**YOUR OBJECTIVE**
Locate all lines in the data below that hold "Photometric" and show them.

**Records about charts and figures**
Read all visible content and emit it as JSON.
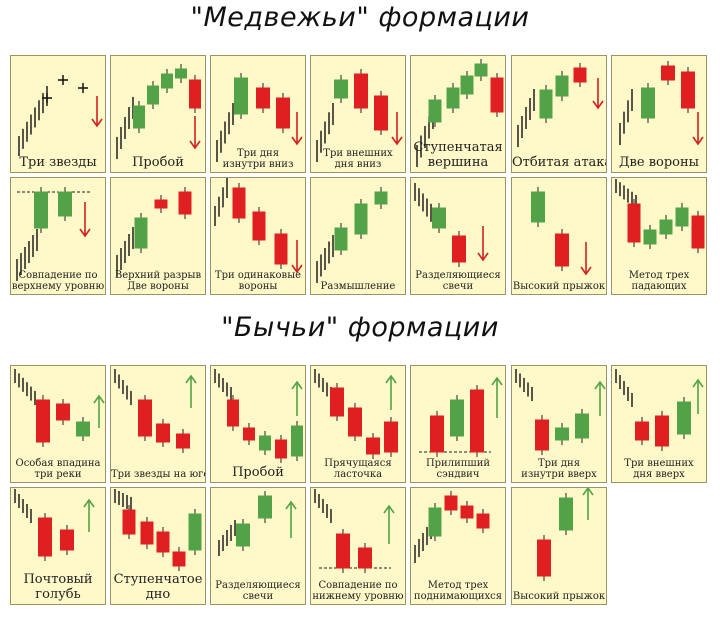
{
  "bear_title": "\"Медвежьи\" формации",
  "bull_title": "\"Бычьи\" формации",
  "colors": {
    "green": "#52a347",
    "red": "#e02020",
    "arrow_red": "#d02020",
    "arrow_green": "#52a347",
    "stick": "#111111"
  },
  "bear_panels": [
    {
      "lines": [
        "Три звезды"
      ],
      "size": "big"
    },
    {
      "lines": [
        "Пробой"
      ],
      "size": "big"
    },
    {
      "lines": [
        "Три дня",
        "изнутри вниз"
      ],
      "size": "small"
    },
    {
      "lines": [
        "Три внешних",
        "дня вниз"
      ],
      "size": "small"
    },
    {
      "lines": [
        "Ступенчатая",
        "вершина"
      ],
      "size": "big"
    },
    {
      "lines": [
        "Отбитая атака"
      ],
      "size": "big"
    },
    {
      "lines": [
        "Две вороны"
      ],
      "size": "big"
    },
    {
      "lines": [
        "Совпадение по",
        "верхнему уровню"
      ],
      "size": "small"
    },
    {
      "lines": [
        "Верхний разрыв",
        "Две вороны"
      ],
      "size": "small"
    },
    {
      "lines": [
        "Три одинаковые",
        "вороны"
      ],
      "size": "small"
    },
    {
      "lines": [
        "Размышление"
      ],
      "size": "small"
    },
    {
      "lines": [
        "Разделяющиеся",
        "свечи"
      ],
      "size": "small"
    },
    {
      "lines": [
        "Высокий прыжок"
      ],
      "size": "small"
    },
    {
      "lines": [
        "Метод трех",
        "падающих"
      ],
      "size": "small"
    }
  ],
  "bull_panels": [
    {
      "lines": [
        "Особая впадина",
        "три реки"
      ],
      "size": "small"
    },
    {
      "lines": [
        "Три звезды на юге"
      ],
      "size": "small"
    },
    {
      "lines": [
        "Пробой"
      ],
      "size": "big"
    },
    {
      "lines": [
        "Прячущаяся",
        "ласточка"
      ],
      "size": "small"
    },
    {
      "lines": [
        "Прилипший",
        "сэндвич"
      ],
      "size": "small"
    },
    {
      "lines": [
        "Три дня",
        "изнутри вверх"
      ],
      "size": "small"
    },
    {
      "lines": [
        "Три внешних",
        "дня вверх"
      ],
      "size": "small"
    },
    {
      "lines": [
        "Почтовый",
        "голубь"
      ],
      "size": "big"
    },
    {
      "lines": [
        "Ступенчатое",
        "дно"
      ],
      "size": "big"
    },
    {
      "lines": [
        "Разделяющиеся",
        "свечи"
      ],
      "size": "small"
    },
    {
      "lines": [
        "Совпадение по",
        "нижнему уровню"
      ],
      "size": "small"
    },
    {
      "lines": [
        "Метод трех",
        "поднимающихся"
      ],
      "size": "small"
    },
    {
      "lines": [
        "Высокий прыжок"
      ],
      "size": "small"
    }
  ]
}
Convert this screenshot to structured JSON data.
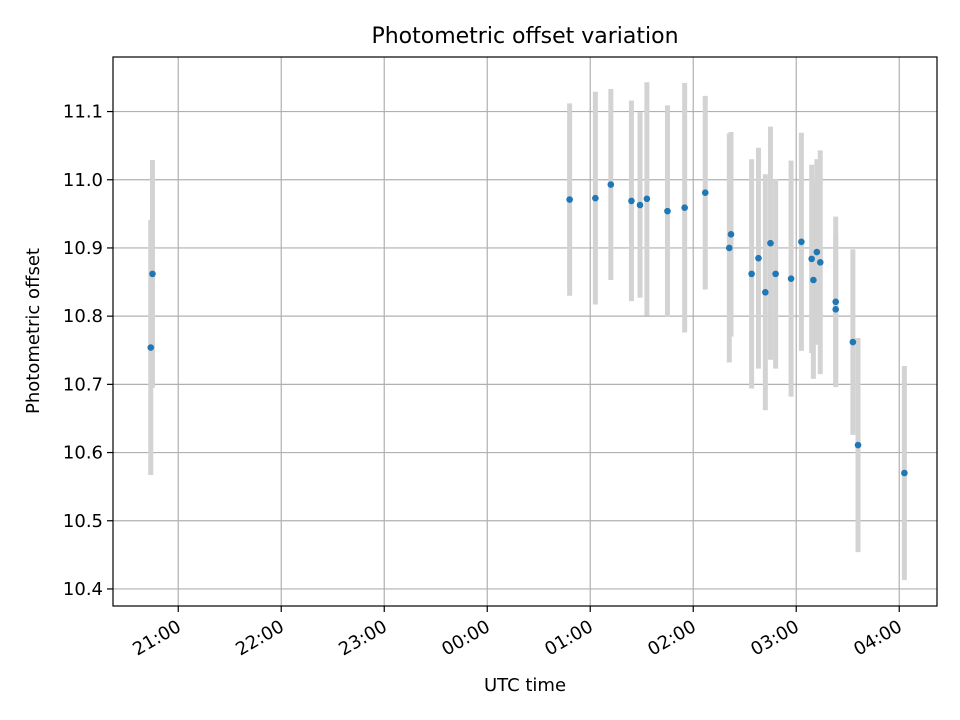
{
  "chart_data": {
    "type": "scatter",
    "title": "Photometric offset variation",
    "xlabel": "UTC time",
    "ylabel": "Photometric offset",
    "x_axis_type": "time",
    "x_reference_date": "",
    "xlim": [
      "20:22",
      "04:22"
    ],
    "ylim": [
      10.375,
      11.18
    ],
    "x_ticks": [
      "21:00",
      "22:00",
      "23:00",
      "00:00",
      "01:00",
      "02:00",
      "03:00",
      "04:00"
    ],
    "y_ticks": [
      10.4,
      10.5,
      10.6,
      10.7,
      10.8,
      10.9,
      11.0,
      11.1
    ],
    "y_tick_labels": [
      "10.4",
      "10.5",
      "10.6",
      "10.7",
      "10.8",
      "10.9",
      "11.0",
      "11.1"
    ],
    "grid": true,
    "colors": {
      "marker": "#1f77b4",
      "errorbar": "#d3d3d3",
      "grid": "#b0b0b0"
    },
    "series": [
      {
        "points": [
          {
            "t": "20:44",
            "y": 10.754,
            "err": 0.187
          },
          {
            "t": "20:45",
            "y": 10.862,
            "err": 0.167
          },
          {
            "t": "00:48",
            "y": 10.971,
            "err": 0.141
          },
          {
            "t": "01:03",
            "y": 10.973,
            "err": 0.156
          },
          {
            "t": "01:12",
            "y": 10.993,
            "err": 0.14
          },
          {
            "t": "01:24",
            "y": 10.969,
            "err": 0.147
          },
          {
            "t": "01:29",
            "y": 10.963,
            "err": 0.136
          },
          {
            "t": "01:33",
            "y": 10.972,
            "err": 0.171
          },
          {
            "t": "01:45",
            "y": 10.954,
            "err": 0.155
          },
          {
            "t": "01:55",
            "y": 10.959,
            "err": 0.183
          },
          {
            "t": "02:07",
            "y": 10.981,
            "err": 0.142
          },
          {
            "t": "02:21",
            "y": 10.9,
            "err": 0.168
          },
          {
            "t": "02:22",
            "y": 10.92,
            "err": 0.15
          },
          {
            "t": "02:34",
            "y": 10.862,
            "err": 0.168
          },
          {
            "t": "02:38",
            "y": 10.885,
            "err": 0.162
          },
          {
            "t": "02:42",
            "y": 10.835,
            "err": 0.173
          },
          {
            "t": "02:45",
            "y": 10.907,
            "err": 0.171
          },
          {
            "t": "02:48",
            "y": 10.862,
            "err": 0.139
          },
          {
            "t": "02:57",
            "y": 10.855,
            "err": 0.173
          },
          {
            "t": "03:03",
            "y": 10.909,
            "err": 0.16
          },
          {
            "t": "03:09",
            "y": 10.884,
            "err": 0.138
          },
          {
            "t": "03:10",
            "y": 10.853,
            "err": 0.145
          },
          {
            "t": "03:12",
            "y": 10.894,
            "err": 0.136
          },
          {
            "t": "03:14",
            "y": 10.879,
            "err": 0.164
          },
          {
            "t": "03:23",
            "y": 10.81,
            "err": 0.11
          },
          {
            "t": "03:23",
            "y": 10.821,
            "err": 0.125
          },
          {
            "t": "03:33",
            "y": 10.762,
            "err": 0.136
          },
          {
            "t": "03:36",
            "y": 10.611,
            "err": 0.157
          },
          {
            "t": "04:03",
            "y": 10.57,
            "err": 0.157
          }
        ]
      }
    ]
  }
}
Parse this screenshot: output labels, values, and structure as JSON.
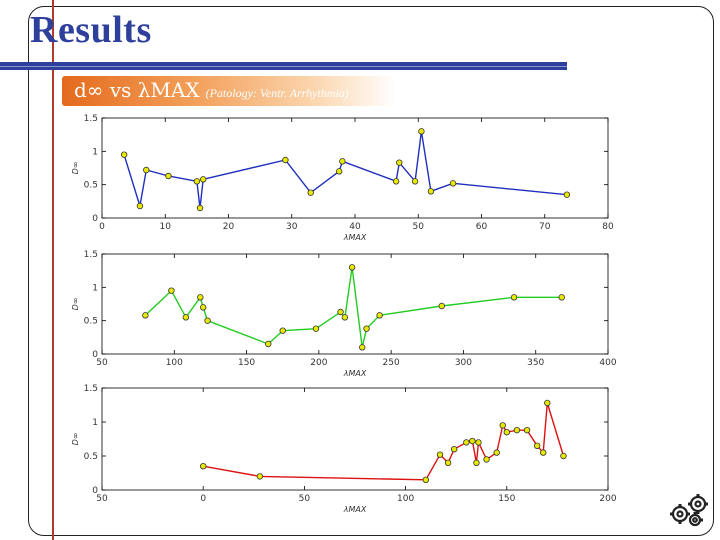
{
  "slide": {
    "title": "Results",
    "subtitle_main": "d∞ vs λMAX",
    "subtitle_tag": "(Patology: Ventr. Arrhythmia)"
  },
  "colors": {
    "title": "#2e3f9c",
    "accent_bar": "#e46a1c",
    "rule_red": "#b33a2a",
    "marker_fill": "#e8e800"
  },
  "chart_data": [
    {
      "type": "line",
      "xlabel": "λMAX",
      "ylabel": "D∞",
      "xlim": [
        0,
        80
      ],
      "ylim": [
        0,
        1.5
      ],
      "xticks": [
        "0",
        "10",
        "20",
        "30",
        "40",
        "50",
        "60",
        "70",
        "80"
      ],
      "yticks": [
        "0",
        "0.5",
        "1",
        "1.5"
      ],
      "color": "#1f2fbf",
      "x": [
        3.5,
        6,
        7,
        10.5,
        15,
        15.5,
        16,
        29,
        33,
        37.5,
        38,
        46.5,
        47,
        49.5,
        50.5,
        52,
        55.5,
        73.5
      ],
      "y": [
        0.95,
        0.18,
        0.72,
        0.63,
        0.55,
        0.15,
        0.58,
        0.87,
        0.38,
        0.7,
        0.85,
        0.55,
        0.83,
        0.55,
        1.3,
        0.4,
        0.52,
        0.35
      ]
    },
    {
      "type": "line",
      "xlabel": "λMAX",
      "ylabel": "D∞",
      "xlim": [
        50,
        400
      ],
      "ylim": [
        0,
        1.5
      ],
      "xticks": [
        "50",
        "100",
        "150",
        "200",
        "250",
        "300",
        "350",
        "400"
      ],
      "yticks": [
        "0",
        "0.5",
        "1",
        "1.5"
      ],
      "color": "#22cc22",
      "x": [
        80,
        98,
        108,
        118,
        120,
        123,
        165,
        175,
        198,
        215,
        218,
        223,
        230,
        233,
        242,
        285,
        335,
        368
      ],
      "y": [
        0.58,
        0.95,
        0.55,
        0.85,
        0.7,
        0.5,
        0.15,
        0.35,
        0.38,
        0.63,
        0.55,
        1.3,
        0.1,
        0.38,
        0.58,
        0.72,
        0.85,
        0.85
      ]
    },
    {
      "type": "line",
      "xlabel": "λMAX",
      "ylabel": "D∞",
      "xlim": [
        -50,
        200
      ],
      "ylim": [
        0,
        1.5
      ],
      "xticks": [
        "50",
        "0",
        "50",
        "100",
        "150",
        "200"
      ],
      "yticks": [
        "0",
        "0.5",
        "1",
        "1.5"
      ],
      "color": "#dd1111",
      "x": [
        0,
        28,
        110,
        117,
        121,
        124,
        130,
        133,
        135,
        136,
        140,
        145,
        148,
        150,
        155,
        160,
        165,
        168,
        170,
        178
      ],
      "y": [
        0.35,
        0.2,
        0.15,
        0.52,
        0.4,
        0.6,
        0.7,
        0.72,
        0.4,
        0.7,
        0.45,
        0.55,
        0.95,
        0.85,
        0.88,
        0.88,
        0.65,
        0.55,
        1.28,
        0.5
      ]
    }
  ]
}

**RESULT OF THE EXERCISE**
    "title": "Photometric offset variation",
    "ylabel": "Photometric offset",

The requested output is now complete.